Written instruction:
Repeat every line below exactly, word for word.

--------

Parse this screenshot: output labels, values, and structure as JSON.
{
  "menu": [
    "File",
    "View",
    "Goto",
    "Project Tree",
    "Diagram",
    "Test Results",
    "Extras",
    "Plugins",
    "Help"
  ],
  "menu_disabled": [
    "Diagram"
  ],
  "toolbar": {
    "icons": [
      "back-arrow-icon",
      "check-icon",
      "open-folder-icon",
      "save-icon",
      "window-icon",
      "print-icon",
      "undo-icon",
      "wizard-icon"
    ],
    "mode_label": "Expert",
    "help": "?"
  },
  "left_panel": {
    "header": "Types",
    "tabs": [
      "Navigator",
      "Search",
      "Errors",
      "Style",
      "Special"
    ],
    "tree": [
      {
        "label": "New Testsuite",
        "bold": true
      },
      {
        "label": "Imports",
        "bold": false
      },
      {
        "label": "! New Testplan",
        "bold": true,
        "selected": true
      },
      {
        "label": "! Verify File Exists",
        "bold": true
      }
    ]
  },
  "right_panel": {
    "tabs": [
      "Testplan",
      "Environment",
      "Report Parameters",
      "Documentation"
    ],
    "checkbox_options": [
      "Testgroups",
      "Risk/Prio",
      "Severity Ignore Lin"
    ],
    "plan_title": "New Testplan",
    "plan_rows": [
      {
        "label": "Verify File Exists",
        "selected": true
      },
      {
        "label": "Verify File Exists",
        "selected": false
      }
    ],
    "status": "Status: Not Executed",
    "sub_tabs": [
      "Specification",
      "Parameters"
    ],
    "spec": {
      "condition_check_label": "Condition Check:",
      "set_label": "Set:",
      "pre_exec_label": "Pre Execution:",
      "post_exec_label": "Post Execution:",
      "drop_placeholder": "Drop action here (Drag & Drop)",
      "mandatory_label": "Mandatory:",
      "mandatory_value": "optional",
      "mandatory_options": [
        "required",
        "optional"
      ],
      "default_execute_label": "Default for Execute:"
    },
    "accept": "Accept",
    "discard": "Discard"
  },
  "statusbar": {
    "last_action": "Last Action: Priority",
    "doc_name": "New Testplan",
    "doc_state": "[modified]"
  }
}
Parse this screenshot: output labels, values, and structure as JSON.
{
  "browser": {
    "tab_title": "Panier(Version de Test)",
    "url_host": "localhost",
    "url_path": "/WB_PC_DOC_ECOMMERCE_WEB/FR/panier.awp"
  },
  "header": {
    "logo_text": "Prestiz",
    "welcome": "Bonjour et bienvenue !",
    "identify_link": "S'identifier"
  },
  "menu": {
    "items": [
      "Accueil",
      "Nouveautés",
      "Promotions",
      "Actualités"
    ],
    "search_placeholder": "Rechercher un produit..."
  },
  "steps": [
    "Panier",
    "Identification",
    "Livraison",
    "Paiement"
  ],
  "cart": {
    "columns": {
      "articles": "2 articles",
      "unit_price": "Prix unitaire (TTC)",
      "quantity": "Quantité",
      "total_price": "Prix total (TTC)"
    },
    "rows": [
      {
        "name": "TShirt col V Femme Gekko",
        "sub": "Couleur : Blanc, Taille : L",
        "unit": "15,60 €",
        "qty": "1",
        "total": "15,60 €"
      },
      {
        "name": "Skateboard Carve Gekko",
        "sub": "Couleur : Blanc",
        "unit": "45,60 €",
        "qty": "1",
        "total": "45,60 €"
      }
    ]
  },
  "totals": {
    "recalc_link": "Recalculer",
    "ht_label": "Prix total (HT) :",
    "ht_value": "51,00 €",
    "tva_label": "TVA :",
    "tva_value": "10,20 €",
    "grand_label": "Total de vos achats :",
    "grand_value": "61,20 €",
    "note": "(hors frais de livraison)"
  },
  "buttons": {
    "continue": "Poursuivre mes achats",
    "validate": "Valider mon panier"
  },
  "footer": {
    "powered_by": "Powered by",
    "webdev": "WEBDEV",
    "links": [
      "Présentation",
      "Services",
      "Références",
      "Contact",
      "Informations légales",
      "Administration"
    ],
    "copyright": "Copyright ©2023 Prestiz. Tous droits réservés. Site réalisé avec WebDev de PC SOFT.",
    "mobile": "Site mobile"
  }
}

--------

Result for this exercise:
Parse this screenshot: output labels, values, and structure as JSON.
{
  "menu": [
    "File",
    "View",
    "Goto",
    "Project Tree",
    "Diagram",
    "Test Results",
    "Extras",
    "Plugins",
    "Help"
  ],
  "menu_disabled": [
    "Diagram"
  ],
  "toolbar": {
    "icons": [
      "back-arrow-icon",
      "check-icon",
      "open-folder-icon",
      "save-icon",
      "window-icon",
      "print-icon",
      "undo-icon",
      "wizard-icon"
    ],
    "mode_label": "Expert",
    "help": "?"
  },
  "left_panel": {
    "header": "Types",
    "tabs": [
      "Navigator",
      "Search",
      "Errors",
      "Style",
      "Special"
    ],
    "tree": [
      {
        "label": "New Testsuite",
        "bold": true
      },
      {
        "label": "Imports",
        "bold": false
      },
      {
        "label": "! New Testplan",
        "bold": true,
        "selected": true
      },
      {
        "label": "! Verify File Exists",
        "bold": true
      }
    ]
  },
  "right_panel": {
    "tabs": [
      "Testplan",
      "Environment",
      "Report Parameters",
      "Documentation"
    ],
    "checkbox_options": [
      "Testgroups",
      "Risk/Prio",
      "Severity Ignore Lin"
    ],
    "plan_title": "New Testplan",
    "plan_rows": [
      {
        "label": "Verify File Exists",
        "selected": true
      },
      {
        "label": "Verify File Exists",
        "selected": false
      }
    ],
    "status": "Status: Not Executed",
    "sub_tabs": [
      "Specification",
      "Parameters"
    ],
    "spec": {
      "condition_check_label": "Condition Check:",
      "set_label": "Set:",
      "pre_exec_label": "Pre Execution:",
      "post_exec_label": "Post Execution:",
      "drop_placeholder": "Drop action here (Drag & Drop)",
      "mandatory_label": "Mandatory:",
      "mandatory_value": "optional",
      "mandatory_options": [
        "required",
        "optional"
      ],
      "default_execute_label": "Default for Execute:"
    },
    "accept": "Accept",
    "discard": "Discard"
  },
  "statusbar": {
    "last_action": "Last Action: Priority",
    "doc_name": "New Testplan",
    "doc_state": "[modified]"
  }
}
Parse this screenshot: output labels, values, and structure as JSON.
{
  "browser": {
    "tab_title": "Panier(Version de Test)",
    "url_host": "localhost",
    "url_path": "/WB_PC_DOC_ECOMMERCE_WEB/FR/panier.awp"
  },
  "header": {
    "logo_text": "Prestiz",
    "welcome": "Bonjour et bienvenue !",
    "identify_link": "S'identifier"
  },
  "menu": {
    "items": [
      "Accueil",
      "Nouveautés",
      "Promotions",
      "Actualités"
    ],
    "search_placeholder": "Rechercher un produit..."
  },
  "steps": [
    "Panier",
    "Identification",
    "Livraison",
    "Paiement"
  ],
  "cart": {
    "columns": {
      "articles": "2 articles",
      "unit_price": "Prix unitaire (TTC)",
      "quantity": "Quantité",
      "total_price": "Prix total (TTC)"
    },
    "rows": [
      {
        "name": "TShirt col V Femme Gekko",
        "sub": "Couleur : Blanc, Taille : L",
        "unit": "15,60 €",
        "qty": "1",
        "total": "15,60 €"
      },
      {
        "name": "Skateboard Carve Gekko",
        "sub": "Couleur : Blanc",
        "unit": "45,60 €",
        "qty": "1",
        "total": "45,60 €"
      }
    ]
  },
  "totals": {
    "recalc_link": "Recalculer",
    "ht_label": "Prix total (HT) :",
    "ht_value": "51,00 €",
    "tva_label": "TVA :",
    "tva_value": "10,20 €",
    "grand_label": "Total de vos achats :",
    "grand_value": "61,20 €",
    "note": "(hors frais de livraison)"
  },
  "buttons": {
    "continue": "Poursuivre mes achats",
    "validate": "Valider mon panier"
  },
  "footer": {
    "powered_by": "Powered by",
    "webdev": "WEBDEV",
    "links": [
      "Présentation",
      "Services",
      "Références",
      "Contact",
      "Informations légales",
      "Administration"
    ],
    "copyright": "Copyright ©2023 Prestiz. Tous droits réservés. Site réalisé avec WebDev de PC SOFT.",
    "mobile": "Site mobile"
  }
}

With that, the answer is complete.